- [TUGAS 1]: Terjemahkan kalimat dari kutipan terpilih ini ke dalam bahasa Inggris: "Dengan helikopter itu, Soekarno dan Soebandrio menuju Istana Bogor."
- [TUGAS 2]: Menurut kutipan terpilih, atas inisiatif siapa pasukan tak dikenal itu bergerak?
- [TUGAS 3]: Ulangi tanpa perubahan bagian kutipan terpilih antara "Sebenarnya, Amirmahmud sendiri" dan "di kalangan mahasiswa.", kedua batas itu ikut disertakan.

- [KUTIPAN TERPILIH]:
Setelah membaca, tangan Soekarno tampak gemetar dan memberi memo itu untuk
dibaca oleh tiga Waperdam yang ada di dekatnya. Soekarno lalu menyerahkan
kepemimpinan sidang kepada Leimena dan meninggalkan ruang sidang dengan
tergesa-gesa. Soekarno menuju sebuah helikopter yang tersedia di halaman
istana. Dengan helikopter itu, Soekarno dan Soebandrio menuju Istana Bogor.
Sebenarnya, Amirmahmud sendiri –yang ingin menunjukkan kepada Soekarno bahwa ia
mampu menjamin keamanan sidang kabinet tersebut– saat itu pun tak mengetahui
mengenai kehadiran pasukan tak dikenal itu. Sepenuhnya, pasukan ini bergerak
atas inisiatif Kepala Staf Kostrad Brigjen Kemal Idris. Pasukan itu
diperintahkan untuk mencopot tanda-tanda satuannya dan bergerak ke sekitar
istana. Seorang perwira tinggi AD mengungkapkan di kemudian hari bahwa pasukan
tersebut sebenarnya dimaksudkan untuk melindungi demonstran mahasiswa, karena
dalam peristiwa sebelumnya para mahasiswa itu berkali-kali menjadi korban
kekerasan Pasukan Tjakrabirawa, dan sudah jatuh korban jiwa di kalangan mahasiswa.

- [DAFTAR BARIS]:

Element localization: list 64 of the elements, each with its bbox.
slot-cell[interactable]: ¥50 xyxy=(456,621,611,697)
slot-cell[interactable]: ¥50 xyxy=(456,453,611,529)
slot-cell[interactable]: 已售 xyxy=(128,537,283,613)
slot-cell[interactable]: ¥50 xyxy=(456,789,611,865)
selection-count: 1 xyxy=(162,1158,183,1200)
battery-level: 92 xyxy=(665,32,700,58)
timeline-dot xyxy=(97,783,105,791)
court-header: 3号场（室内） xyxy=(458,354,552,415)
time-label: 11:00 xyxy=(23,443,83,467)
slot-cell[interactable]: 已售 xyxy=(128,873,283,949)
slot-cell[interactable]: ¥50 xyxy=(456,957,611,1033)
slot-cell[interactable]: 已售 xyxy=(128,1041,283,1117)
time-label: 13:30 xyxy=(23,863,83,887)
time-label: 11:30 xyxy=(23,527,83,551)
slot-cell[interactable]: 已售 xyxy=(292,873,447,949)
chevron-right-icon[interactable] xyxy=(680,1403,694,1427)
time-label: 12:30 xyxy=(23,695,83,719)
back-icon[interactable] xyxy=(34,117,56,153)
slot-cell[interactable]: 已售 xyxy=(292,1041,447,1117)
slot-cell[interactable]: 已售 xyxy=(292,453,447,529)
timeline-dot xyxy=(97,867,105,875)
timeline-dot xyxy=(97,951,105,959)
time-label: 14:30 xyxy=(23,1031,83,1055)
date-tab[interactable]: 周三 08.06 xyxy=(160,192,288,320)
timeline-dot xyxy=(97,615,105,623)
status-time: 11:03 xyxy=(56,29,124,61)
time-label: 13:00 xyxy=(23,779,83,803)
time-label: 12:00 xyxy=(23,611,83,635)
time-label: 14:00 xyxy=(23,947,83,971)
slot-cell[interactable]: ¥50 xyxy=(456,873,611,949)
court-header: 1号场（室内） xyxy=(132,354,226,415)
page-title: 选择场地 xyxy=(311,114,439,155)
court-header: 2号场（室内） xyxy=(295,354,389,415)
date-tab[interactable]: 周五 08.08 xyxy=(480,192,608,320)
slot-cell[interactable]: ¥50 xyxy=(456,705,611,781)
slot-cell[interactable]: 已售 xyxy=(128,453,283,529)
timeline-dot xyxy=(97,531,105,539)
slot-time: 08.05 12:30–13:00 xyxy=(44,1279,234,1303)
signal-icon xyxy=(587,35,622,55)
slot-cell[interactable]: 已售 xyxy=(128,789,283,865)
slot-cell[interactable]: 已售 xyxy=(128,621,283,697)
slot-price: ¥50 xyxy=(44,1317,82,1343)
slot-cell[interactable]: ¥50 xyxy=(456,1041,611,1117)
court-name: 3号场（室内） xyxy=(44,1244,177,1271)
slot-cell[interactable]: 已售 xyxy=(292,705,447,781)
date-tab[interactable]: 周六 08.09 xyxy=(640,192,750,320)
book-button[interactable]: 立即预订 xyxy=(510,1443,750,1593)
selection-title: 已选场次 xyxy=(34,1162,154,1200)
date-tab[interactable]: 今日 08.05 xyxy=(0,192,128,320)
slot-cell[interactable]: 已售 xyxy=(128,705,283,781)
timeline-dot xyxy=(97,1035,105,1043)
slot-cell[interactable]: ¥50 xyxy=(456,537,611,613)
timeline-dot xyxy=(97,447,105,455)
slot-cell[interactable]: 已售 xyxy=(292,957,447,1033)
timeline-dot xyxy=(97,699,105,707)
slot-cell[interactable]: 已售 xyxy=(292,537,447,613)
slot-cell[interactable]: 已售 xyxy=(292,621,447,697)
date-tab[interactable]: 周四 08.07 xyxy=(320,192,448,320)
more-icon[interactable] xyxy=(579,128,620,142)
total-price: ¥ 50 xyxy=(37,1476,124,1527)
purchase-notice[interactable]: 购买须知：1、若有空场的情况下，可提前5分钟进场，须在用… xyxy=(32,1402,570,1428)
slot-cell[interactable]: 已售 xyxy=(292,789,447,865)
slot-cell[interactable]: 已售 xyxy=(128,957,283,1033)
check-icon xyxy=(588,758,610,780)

- [JAWABAN LENGKAP 1]: With that helicopter, Soekarno and Soebandrio headed to the Bogor Palace.

- [JAWABAN LENGKAP 2]: Atas inisiatif Kepala Staf Kostrad Brigjen Kemal Idris.

- [JAWABAN LENGKAP 3]:
Sebenarnya, Amirmahmud sendiri –yang ingin menunjukkan kepada Soekarno bahwa ia
mampu menjamin keamanan sidang kabinet tersebut– saat itu pun tak mengetahui
mengenai kehadiran pasukan tak dikenal itu. Sepenuhnya, pasukan ini bergerak
atas inisiatif Kepala Staf Kostrad Brigjen Kemal Idris. Pasukan itu
diperintahkan untuk mencopot tanda-tanda satuannya dan bergerak ke sekitar
istana. Seorang perwira tinggi AD mengungkapkan di kemudian hari bahwa pasukan
tersebut sebenarnya dimaksudkan untuk melindungi demonstran mahasiswa, karena
dalam peristiwa sebelumnya para mahasiswa itu berkali-kali menjadi korban
kekerasan Pasukan Tjakrabirawa, dan sudah jatuh korban jiwa di kalangan mahasiswa.